__課題 1__: 悪の枢軸国をめぐる文章によると、ブッシュ米大統領が「悪の枢軸国」と名指ししたのはどの三国ですか。

ブッシュ米大統領がイラク、イラン、北朝鮮三国を「悪の枢軸国」と名指ししたのは未だ記憶に新しい。
「他国を悪と名指しするの怪しからん」とか、「あんな国なら悪と呼ばれても仕方ない」とか「ブッシュなら言いかねないし、云われても当然」と色んな意見があった。
仮に「悪の枢軸国」から「悪」の一文字を削除したとしても日本人なら既に「枢軸国」の文字に「悪」のイメージを刷り込まれている。
第二次大戦は「正義の連合国」対「悪の枢軸国」の戦い。或いは「民主主義国家」対「独裁主義国家」の戦いと学校時代に教え込まれた残影が大人になっても脳裏を過ぎるのだ。
歴史に「もしも」は無いと言うが、確かに枢軸国連盟と呼ばれた「日独伊三国同盟」は日本にとって歴史の大きな過ちであった。
三国同盟は悪玉の役者が揃い過ぎた。
ファッシズムの語源ともなるファシスト党を作った独裁者ムッソリーニ。
そして云わずと知れた独裁者と悪の代名詞ヒットラーが登場するとどうしてももう一人の悪役の登場を観客は期待する。
かくして「悪の独裁者3人男」の登場となる。
ヒットラー、ムッソリーニ、東条英機の三役揃い踏みだ。

__データ抜粋__:
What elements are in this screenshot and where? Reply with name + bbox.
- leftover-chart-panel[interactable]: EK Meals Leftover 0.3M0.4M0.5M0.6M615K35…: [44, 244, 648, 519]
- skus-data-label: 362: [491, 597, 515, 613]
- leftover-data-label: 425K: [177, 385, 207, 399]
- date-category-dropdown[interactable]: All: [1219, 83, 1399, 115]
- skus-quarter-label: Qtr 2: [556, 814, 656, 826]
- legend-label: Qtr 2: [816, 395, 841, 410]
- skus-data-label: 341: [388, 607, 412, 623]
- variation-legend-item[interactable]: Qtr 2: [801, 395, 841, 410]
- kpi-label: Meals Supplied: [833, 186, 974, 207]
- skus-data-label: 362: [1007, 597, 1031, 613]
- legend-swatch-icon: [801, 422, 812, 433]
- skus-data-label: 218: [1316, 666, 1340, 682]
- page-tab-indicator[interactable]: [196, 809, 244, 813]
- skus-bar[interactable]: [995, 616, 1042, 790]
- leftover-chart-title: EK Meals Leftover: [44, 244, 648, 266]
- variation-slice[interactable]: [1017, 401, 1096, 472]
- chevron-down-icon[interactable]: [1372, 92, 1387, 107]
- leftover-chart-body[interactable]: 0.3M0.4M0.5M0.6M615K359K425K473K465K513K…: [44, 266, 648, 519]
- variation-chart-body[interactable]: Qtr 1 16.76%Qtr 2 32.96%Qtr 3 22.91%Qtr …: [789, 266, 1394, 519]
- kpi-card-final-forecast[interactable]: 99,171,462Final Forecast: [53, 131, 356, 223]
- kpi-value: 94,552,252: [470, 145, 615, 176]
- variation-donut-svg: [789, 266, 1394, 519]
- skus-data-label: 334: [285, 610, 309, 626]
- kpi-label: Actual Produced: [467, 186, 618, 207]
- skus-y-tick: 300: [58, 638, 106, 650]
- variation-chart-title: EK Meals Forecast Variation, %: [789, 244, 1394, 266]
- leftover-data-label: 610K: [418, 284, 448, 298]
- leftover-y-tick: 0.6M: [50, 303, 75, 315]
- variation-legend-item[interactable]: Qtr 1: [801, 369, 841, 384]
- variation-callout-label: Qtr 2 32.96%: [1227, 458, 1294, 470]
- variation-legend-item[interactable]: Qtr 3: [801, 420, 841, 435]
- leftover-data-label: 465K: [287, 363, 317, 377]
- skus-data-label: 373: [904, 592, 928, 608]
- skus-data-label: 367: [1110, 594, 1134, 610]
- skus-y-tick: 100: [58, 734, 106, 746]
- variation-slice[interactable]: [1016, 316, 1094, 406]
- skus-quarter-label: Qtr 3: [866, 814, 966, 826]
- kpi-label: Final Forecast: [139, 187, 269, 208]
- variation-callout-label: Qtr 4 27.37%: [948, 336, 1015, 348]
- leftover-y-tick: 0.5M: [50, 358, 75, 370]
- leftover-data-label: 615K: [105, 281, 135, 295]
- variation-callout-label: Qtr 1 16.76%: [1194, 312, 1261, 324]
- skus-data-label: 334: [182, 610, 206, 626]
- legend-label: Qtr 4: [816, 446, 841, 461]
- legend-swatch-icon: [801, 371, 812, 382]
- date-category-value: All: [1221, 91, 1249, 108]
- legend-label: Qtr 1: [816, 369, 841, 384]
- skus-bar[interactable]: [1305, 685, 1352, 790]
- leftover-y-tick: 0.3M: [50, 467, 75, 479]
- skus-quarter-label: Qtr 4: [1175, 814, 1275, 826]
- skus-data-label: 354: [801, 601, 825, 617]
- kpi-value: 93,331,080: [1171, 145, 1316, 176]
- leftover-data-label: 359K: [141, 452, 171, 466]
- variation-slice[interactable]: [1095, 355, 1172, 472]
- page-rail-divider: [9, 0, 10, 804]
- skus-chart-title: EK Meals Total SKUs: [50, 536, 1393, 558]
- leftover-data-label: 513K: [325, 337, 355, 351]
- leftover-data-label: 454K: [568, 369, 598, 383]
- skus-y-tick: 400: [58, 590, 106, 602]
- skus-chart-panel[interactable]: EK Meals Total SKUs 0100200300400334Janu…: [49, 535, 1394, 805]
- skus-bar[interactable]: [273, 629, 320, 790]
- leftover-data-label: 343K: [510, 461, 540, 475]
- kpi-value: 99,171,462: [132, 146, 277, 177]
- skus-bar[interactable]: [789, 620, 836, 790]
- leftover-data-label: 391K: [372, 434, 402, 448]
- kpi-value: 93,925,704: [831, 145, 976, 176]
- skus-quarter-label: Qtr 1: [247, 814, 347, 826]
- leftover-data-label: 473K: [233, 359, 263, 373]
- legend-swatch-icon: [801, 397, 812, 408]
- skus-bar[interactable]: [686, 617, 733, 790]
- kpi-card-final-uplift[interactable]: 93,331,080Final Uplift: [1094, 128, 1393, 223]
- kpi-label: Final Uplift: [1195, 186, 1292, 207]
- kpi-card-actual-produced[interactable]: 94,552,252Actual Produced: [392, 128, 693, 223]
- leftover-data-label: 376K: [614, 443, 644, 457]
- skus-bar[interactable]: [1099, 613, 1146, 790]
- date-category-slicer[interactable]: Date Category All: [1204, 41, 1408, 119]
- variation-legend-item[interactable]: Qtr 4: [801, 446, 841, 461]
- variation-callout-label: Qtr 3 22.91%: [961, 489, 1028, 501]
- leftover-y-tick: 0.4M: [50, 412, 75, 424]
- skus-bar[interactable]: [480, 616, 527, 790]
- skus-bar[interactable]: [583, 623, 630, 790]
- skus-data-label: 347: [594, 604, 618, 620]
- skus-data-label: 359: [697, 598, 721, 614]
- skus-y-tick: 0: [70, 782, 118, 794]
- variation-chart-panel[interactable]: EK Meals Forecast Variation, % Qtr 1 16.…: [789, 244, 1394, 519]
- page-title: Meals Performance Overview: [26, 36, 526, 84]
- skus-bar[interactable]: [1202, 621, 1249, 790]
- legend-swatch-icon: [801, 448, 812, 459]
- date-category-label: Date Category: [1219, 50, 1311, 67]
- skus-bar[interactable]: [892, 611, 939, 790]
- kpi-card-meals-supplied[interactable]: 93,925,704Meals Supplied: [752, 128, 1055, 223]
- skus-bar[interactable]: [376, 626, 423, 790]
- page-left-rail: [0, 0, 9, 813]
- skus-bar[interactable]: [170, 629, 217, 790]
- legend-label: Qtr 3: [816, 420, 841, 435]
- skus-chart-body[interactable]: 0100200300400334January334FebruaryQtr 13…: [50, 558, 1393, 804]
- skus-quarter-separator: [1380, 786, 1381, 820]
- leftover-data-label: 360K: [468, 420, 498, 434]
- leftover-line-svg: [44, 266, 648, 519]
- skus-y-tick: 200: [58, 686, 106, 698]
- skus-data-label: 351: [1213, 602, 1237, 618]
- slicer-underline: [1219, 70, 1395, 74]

__課題 2__: 上のデータ抜粋の行について、最初の行から「83, 1399, 115]」を含む行までを、両端の行も含めて一字一句そのまま書き写してください。

__記述回答 1__: イラク、イラン、北朝鮮の三国です。

__記述回答 2__:
What elements are in this screenshot and where? Reply with name + bbox.
- leftover-chart-panel[interactable]: EK Meals Leftover 0.3M0.4M0.5M0.6M615K35…: [44, 244, 648, 519]
- skus-data-label: 362: [491, 597, 515, 613]
- leftover-data-label: 425K: [177, 385, 207, 399]
- date-category-dropdown[interactable]: All: [1219, 83, 1399, 115]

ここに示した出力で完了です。